Goal:
Write out every single entry exactly.
◇ ◇ ◇ ◇ ◇
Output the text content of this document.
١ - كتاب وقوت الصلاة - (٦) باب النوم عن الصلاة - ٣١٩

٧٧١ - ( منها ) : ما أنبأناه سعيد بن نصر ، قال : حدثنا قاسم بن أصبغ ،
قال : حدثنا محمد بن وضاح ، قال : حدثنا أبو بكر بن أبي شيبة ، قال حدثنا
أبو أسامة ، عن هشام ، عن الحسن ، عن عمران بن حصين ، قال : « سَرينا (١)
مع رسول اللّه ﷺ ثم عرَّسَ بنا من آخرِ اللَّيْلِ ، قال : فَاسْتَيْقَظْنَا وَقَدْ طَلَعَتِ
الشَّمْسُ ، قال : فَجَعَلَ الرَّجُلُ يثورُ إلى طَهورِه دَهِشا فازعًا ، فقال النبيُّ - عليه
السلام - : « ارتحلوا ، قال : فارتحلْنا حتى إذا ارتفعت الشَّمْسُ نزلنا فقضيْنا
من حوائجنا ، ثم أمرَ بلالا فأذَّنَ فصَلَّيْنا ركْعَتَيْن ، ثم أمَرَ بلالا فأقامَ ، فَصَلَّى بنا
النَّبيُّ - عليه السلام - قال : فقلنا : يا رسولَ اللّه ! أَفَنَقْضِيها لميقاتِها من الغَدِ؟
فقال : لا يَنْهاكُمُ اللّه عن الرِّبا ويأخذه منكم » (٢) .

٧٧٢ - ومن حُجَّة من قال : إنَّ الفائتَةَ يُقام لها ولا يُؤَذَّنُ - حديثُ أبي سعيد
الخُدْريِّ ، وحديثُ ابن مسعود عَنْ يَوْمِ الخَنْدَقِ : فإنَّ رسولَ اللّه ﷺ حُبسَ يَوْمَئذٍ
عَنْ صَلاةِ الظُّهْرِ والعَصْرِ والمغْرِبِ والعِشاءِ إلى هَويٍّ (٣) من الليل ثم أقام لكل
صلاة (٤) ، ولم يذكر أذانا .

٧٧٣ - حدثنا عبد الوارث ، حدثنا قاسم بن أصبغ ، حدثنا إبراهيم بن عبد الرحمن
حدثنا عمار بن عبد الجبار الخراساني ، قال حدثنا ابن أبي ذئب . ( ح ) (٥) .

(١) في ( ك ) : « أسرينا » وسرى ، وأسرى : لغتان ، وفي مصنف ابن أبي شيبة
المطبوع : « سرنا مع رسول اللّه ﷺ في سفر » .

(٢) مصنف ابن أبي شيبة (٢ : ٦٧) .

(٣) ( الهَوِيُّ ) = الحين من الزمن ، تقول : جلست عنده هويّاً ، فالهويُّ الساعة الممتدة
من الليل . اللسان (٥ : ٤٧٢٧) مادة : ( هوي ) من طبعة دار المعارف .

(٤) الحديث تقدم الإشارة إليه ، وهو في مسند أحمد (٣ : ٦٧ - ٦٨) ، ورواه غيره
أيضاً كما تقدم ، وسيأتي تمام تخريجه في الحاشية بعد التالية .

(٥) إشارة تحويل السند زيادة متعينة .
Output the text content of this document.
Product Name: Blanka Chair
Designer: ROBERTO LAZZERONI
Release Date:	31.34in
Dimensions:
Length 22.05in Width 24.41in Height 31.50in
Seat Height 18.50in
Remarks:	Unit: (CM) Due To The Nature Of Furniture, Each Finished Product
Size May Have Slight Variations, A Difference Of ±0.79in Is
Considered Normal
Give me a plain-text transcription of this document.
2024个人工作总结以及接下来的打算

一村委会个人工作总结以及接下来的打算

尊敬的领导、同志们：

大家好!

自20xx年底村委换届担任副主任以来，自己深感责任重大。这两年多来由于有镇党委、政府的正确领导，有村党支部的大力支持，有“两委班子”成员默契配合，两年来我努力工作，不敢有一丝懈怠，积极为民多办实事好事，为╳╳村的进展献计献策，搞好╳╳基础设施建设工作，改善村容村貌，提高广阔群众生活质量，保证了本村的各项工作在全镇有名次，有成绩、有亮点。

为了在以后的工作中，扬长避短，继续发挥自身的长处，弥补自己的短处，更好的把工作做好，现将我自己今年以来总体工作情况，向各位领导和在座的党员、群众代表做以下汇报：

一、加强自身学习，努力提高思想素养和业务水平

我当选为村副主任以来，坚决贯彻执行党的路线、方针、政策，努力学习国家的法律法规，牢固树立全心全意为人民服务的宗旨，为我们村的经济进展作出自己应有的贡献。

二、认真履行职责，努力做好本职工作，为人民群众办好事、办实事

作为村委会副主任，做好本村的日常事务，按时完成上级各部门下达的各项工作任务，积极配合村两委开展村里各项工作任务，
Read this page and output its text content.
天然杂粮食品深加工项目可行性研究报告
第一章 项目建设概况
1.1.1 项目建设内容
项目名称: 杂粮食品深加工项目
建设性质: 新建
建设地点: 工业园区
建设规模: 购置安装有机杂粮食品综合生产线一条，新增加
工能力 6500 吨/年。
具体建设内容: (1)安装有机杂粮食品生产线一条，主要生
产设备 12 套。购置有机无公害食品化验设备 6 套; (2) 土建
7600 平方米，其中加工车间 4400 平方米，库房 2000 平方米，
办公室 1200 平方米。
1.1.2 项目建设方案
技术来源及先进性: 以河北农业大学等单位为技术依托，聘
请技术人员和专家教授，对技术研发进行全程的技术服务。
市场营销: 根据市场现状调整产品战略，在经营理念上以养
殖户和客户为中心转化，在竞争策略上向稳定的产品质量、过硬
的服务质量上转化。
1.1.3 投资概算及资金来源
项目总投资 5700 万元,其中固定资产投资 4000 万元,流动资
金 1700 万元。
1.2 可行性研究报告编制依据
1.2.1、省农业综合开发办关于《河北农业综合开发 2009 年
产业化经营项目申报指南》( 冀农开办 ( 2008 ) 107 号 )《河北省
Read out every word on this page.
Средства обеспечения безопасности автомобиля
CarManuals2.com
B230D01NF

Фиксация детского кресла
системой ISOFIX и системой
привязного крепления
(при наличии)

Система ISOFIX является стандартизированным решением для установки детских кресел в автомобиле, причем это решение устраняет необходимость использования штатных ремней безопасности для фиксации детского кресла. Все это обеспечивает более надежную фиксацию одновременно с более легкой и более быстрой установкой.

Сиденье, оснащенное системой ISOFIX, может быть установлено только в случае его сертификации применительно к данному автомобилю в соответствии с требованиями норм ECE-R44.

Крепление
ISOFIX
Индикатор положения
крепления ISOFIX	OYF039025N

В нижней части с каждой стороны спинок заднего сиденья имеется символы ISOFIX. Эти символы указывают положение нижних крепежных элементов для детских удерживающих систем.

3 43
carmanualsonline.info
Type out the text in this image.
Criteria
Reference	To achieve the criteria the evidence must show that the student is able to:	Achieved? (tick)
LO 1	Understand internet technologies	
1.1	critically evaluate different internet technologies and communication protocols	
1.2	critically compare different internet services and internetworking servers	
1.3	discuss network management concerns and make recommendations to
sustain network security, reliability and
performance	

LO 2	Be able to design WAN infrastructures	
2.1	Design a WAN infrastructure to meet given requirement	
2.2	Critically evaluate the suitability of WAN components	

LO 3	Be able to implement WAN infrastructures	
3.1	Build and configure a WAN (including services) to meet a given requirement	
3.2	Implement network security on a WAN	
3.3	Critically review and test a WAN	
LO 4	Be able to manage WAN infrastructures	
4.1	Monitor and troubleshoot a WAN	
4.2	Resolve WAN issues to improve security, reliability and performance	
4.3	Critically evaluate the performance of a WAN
◇ ◇ ◇ ◇ ◇
Final result:
Output the text content of this document.
١ - كتاب وقوت الصلاة - (٦) باب النوم عن الصلاة - ٣١٩

٧٧١ - ( منها ) : ما أنبأناه سعيد بن نصر ، قال : حدثنا قاسم بن أصبغ ،
قال : حدثنا محمد بن وضاح ، قال : حدثنا أبو بكر بن أبي شيبة ، قال حدثنا
أبو أسامة ، عن هشام ، عن الحسن ، عن عمران بن حصين ، قال : « سَرينا (١)
مع رسول اللّه ﷺ ثم عرَّسَ بنا من آخرِ اللَّيْلِ ، قال : فَاسْتَيْقَظْنَا وَقَدْ طَلَعَتِ
الشَّمْسُ ، قال : فَجَعَلَ الرَّجُلُ يثورُ إلى طَهورِه دَهِشا فازعًا ، فقال النبيُّ - عليه
السلام - : « ارتحلوا ، قال : فارتحلْنا حتى إذا ارتفعت الشَّمْسُ نزلنا فقضيْنا
من حوائجنا ، ثم أمرَ بلالا فأذَّنَ فصَلَّيْنا ركْعَتَيْن ، ثم أمَرَ بلالا فأقامَ ، فَصَلَّى بنا
النَّبيُّ - عليه السلام - قال : فقلنا : يا رسولَ اللّه ! أَفَنَقْضِيها لميقاتِها من الغَدِ؟
فقال : لا يَنْهاكُمُ اللّه عن الرِّبا ويأخذه منكم » (٢) .

٧٧٢ - ومن حُجَّة من قال : إنَّ الفائتَةَ يُقام لها ولا يُؤَذَّنُ - حديثُ أبي سعيد
الخُدْريِّ ، وحديثُ ابن مسعود عَنْ يَوْمِ الخَنْدَقِ : فإنَّ رسولَ اللّه ﷺ حُبسَ يَوْمَئذٍ
عَنْ صَلاةِ الظُّهْرِ والعَصْرِ والمغْرِبِ والعِشاءِ إلى هَويٍّ (٣) من الليل ثم أقام لكل
صلاة (٤) ، ولم يذكر أذانا .

٧٧٣ - حدثنا عبد الوارث ، حدثنا قاسم بن أصبغ ، حدثنا إبراهيم بن عبد الرحمن
حدثنا عمار بن عبد الجبار الخراساني ، قال حدثنا ابن أبي ذئب . ( ح ) (٥) .

(١) في ( ك ) : « أسرينا » وسرى ، وأسرى : لغتان ، وفي مصنف ابن أبي شيبة
المطبوع : « سرنا مع رسول اللّه ﷺ في سفر » .

(٢) مصنف ابن أبي شيبة (٢ : ٦٧) .

(٣) ( الهَوِيُّ ) = الحين من الزمن ، تقول : جلست عنده هويّاً ، فالهويُّ الساعة الممتدة
من الليل . اللسان (٥ : ٤٧٢٧) مادة : ( هوي ) من طبعة دار المعارف .

(٤) الحديث تقدم الإشارة إليه ، وهو في مسند أحمد (٣ : ٦٧ - ٦٨) ، ورواه غيره
أيضاً كما تقدم ، وسيأتي تمام تخريجه في الحاشية بعد التالية .

(٥) إشارة تحويل السند زيادة متعينة .
Output the text content of this document.
Product Name: Blanka Chair
Designer: ROBERTO LAZZERONI
Release Date:	31.34in
Dimensions:
Length 22.05in Width 24.41in Height 31.50in
Seat Height 18.50in
Remarks:	Unit: (CM) Due To The Nature Of Furniture, Each Finished Product
Size May Have Slight Variations, A Difference Of ±0.79in Is
Considered Normal
Give me a plain-text transcription of this document.
2024个人工作总结以及接下来的打算

一村委会个人工作总结以及接下来的打算

尊敬的领导、同志们：

大家好!

自20xx年底村委换届担任副主任以来，自己深感责任重大。这两年多来由于有镇党委、政府的正确领导，有村党支部的大力支持，有“两委班子”成员默契配合，两年来我努力工作，不敢有一丝懈怠，积极为民多办实事好事，为╳╳村的进展献计献策，搞好╳╳基础设施建设工作，改善村容村貌，提高广阔群众生活质量，保证了本村的各项工作在全镇有名次，有成绩、有亮点。

为了在以后的工作中，扬长避短，继续发挥自身的长处，弥补自己的短处，更好的把工作做好，现将我自己今年以来总体工作情况，向各位领导和在座的党员、群众代表做以下汇报：

一、加强自身学习，努力提高思想素养和业务水平

我当选为村副主任以来，坚决贯彻执行党的路线、方针、政策，努力学习国家的法律法规，牢固树立全心全意为人民服务的宗旨，为我们村的经济进展作出自己应有的贡献。

二、认真履行职责，努力做好本职工作，为人民群众办好事、办实事

作为村委会副主任，做好本村的日常事务，按时完成上级各部门下达的各项工作任务，积极配合村两委开展村里各项工作任务，
Read this page and output its text content.
天然杂粮食品深加工项目可行性研究报告
第一章 项目建设概况
1.1.1 项目建设内容
项目名称: 杂粮食品深加工项目
建设性质: 新建
建设地点: 工业园区
建设规模: 购置安装有机杂粮食品综合生产线一条，新增加
工能力 6500 吨/年。
具体建设内容: (1)安装有机杂粮食品生产线一条，主要生
产设备 12 套。购置有机无公害食品化验设备 6 套; (2) 土建
7600 平方米，其中加工车间 4400 平方米，库房 2000 平方米，
办公室 1200 平方米。
1.1.2 项目建设方案
技术来源及先进性: 以河北农业大学等单位为技术依托，聘
请技术人员和专家教授，对技术研发进行全程的技术服务。
市场营销: 根据市场现状调整产品战略，在经营理念上以养
殖户和客户为中心转化，在竞争策略上向稳定的产品质量、过硬
的服务质量上转化。
1.1.3 投资概算及资金来源
项目总投资 5700 万元,其中固定资产投资 4000 万元,流动资
金 1700 万元。
1.2 可行性研究报告编制依据
1.2.1、省农业综合开发办关于《河北农业综合开发 2009 年
产业化经营项目申报指南》( 冀农开办 ( 2008 ) 107 号 )《河北省
Read out every word on this page.
Средства обеспечения безопасности автомобиля
CarManuals2.com
B230D01NF

Фиксация детского кресла
системой ISOFIX и системой
привязного крепления
(при наличии)

Система ISOFIX является стандартизированным решением для установки детских кресел в автомобиле, причем это решение устраняет необходимость использования штатных ремней безопасности для фиксации детского кресла. Все это обеспечивает более надежную фиксацию одновременно с более легкой и более быстрой установкой.

Сиденье, оснащенное системой ISOFIX, может быть установлено только в случае его сертификации применительно к данному автомобилю в соответствии с требованиями норм ECE-R44.

Крепление
ISOFIX
Индикатор положения
крепления ISOFIX	OYF039025N

В нижней части с каждой стороны спинок заднего сиденья имеется символы ISOFIX. Эти символы указывают положение нижних крепежных элементов для детских удерживающих систем.

3 43
carmanualsonline.info
Type out the text in this image.
Criteria
Reference	To achieve the criteria the evidence must show that the student is able to:	Achieved? (tick)
LO 1	Understand internet technologies	
1.1	critically evaluate different internet technologies and communication protocols	
1.2	critically compare different internet services and internetworking servers	
1.3	discuss network management concerns and make recommendations to
sustain network security, reliability and
performance	

LO 2	Be able to design WAN infrastructures	
2.1	Design a WAN infrastructure to meet given requirement	
2.2	Critically evaluate the suitability of WAN components	

LO 3	Be able to implement WAN infrastructures	
3.1	Build and configure a WAN (including services) to meet a given requirement	
3.2	Implement network security on a WAN	
3.3	Critically review and test a WAN	
LO 4	Be able to manage WAN infrastructures	
4.1	Monitor and troubleshoot a WAN	
4.2	Resolve WAN issues to improve security, reliability and performance	
4.3	Critically evaluate the performance of a WAN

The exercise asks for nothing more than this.